- [THE TASK]:
Every line that contains "marker" counts once; give the total number of such lines, with no other words.

- [RAW DATA]:
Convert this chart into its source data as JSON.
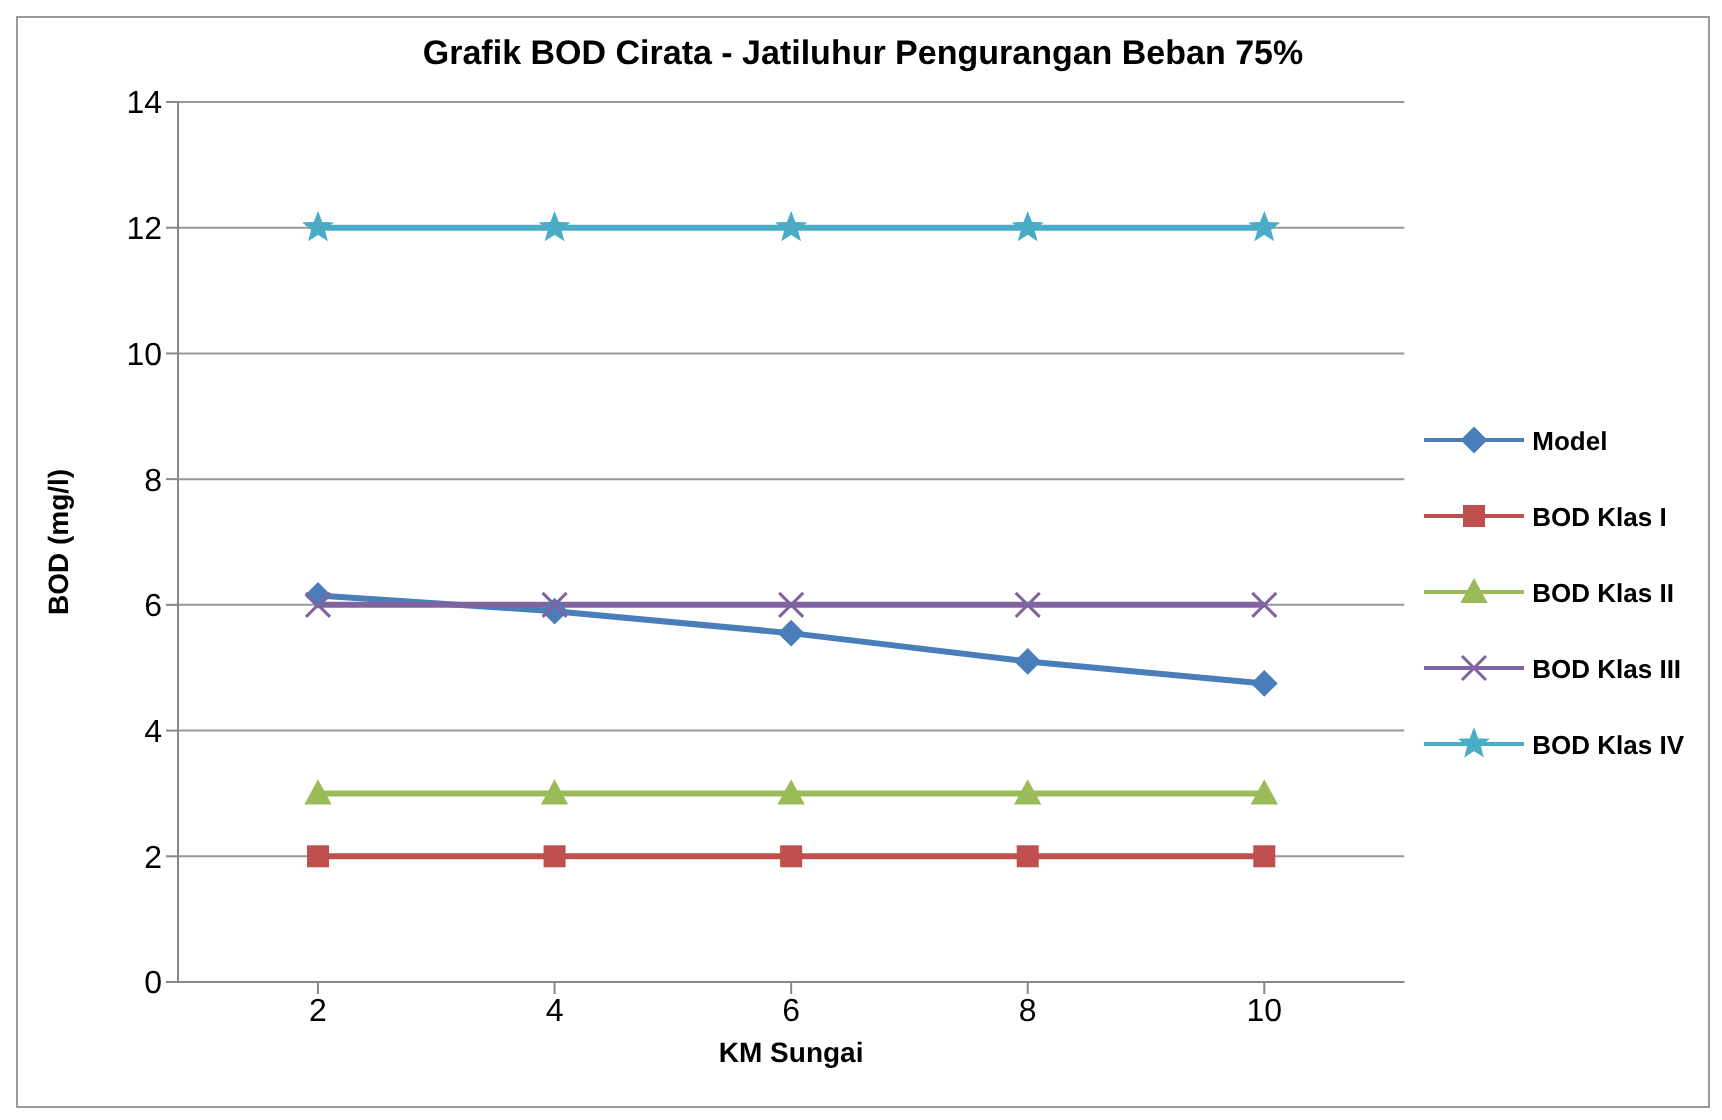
{
  "chart_data": {
    "type": "line",
    "title": "Grafik BOD  Cirata - Jatiluhur Pengurangan Beban 75%",
    "xlabel": "KM Sungai",
    "ylabel": "BOD (mg/l)",
    "categories": [
      "2",
      "4",
      "6",
      "8",
      "10"
    ],
    "series": [
      {
        "name": "Model",
        "color": "#4a7ebb",
        "marker": "diamond",
        "values": [
          6.15,
          5.9,
          5.55,
          5.1,
          4.75
        ]
      },
      {
        "name": "BOD Klas I",
        "color": "#c0504d",
        "marker": "square",
        "values": [
          2,
          2,
          2,
          2,
          2
        ]
      },
      {
        "name": "BOD Klas II",
        "color": "#9bbb59",
        "marker": "triangle",
        "values": [
          3,
          3,
          3,
          3,
          3
        ]
      },
      {
        "name": "BOD Klas III",
        "color": "#8064a2",
        "marker": "cross",
        "values": [
          6,
          6,
          6,
          6,
          6
        ]
      },
      {
        "name": "BOD Klas IV",
        "color": "#4bacc6",
        "marker": "star",
        "values": [
          12,
          12,
          12,
          12,
          12
        ]
      }
    ],
    "ylim": [
      0,
      14
    ],
    "yticks": [
      0,
      2,
      4,
      6,
      8,
      10,
      12,
      14
    ],
    "grid": "y",
    "legend": "right"
  }
}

- [RESPONSE TO THIS EXERCISE]:
5